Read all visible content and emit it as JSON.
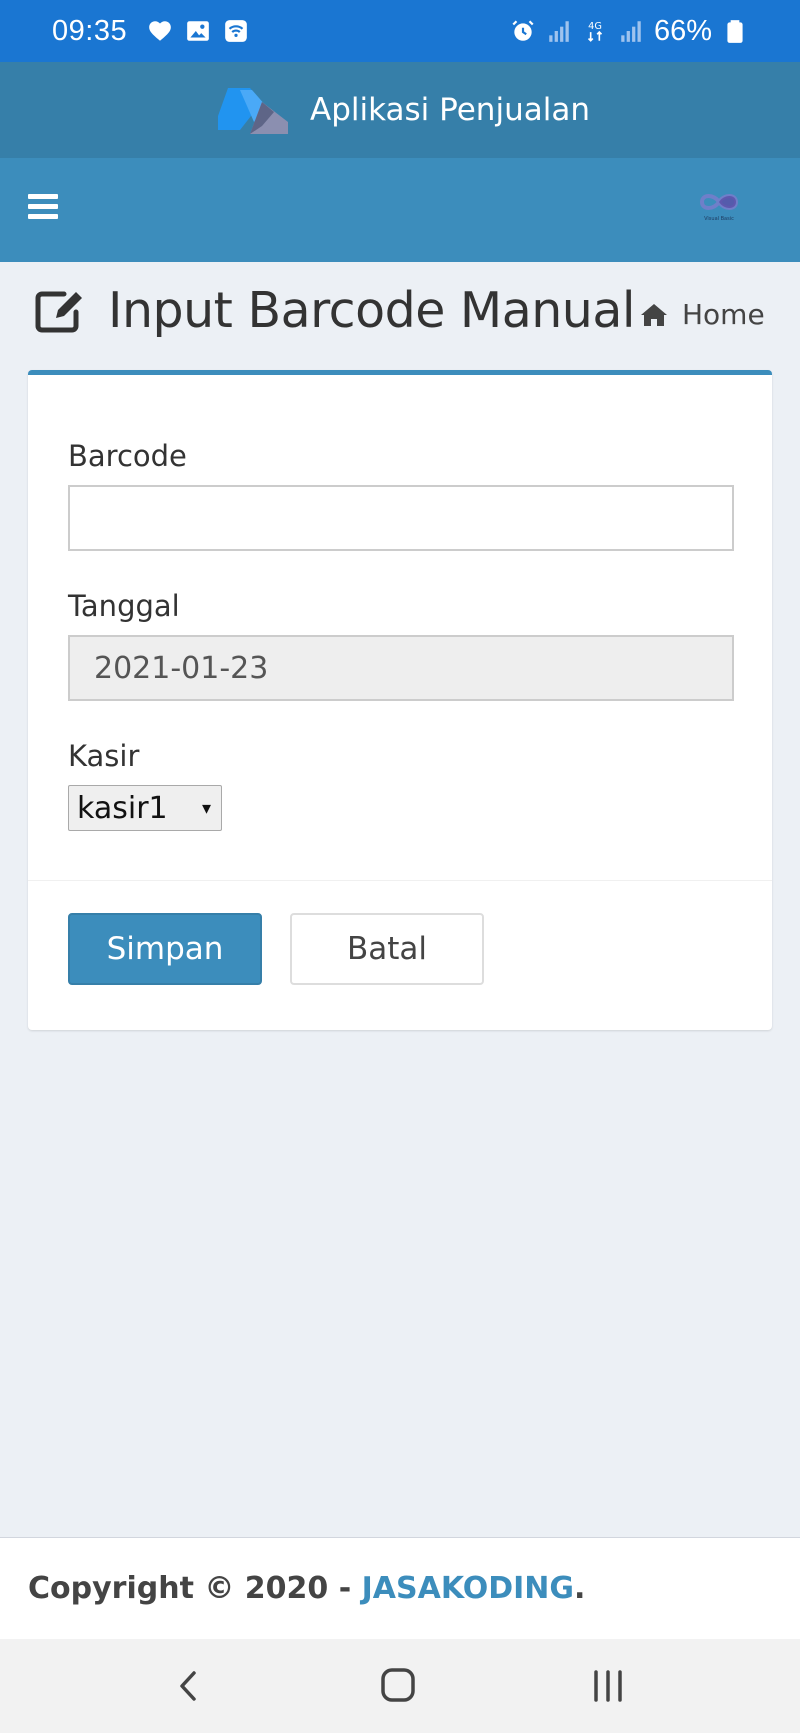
{
  "status_bar": {
    "time": "09:35",
    "battery": "66%",
    "network_label": "4G",
    "icons": [
      "heart-icon",
      "image-icon",
      "wifi-call-icon",
      "alarm-icon",
      "signal-icon",
      "4g-icon",
      "signal-icon",
      "battery-icon"
    ]
  },
  "app_header": {
    "title": "Aplikasi Penjualan",
    "logo_icon": "app-logo-icon"
  },
  "navbar": {
    "menu_icon": "hamburger-icon",
    "avatar_label": "Visual Basic"
  },
  "content_header": {
    "title": "Input Barcode Manual",
    "title_icon": "edit-icon",
    "breadcrumb": {
      "icon": "home-icon",
      "label": "Home"
    }
  },
  "form": {
    "barcode": {
      "label": "Barcode",
      "value": ""
    },
    "tanggal": {
      "label": "Tanggal",
      "value": "2021-01-23"
    },
    "kasir": {
      "label": "Kasir",
      "selected": "kasir1",
      "arrow": "▾"
    },
    "buttons": {
      "save": "Simpan",
      "cancel": "Batal"
    }
  },
  "footer": {
    "prefix": "Copyright © 2020 - ",
    "link": "JASAKODING",
    "suffix": "."
  },
  "colors": {
    "status_bar": "#1a76d2",
    "header": "#367fa9",
    "navbar": "#3c8dbc",
    "background": "#ecf0f5",
    "primary": "#3c8dbc"
  }
}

■ ■ ■ ■ ■ ■ ■

Word for word, quote the full listing, omitting every picture.

Read all visible content and emit it as JSON.
{
  "status_bar": {
    "time": "09:35",
    "battery": "66%",
    "network_label": "4G",
    "icons": [
      "heart-icon",
      "image-icon",
      "wifi-call-icon",
      "alarm-icon",
      "signal-icon",
      "4g-icon",
      "signal-icon",
      "battery-icon"
    ]
  },
  "app_header": {
    "title": "Aplikasi Penjualan",
    "logo_icon": "app-logo-icon"
  },
  "navbar": {
    "menu_icon": "hamburger-icon",
    "avatar_label": "Visual Basic"
  },
  "content_header": {
    "title": "Input Barcode Manual",
    "title_icon": "edit-icon",
    "breadcrumb": {
      "icon": "home-icon",
      "label": "Home"
    }
  },
  "form": {
    "barcode": {
      "label": "Barcode",
      "value": ""
    },
    "tanggal": {
      "label": "Tanggal",
      "value": "2021-01-23"
    },
    "kasir": {
      "label": "Kasir",
      "selected": "kasir1",
      "arrow": "▾"
    },
    "buttons": {
      "save": "Simpan",
      "cancel": "Batal"
    }
  },
  "footer": {
    "prefix": "Copyright © 2020 - ",
    "link": "JASAKODING",
    "suffix": "."
  },
  "colors": {
    "status_bar": "#1a76d2",
    "header": "#367fa9",
    "navbar": "#3c8dbc",
    "background": "#ecf0f5",
    "primary": "#3c8dbc"
  }
}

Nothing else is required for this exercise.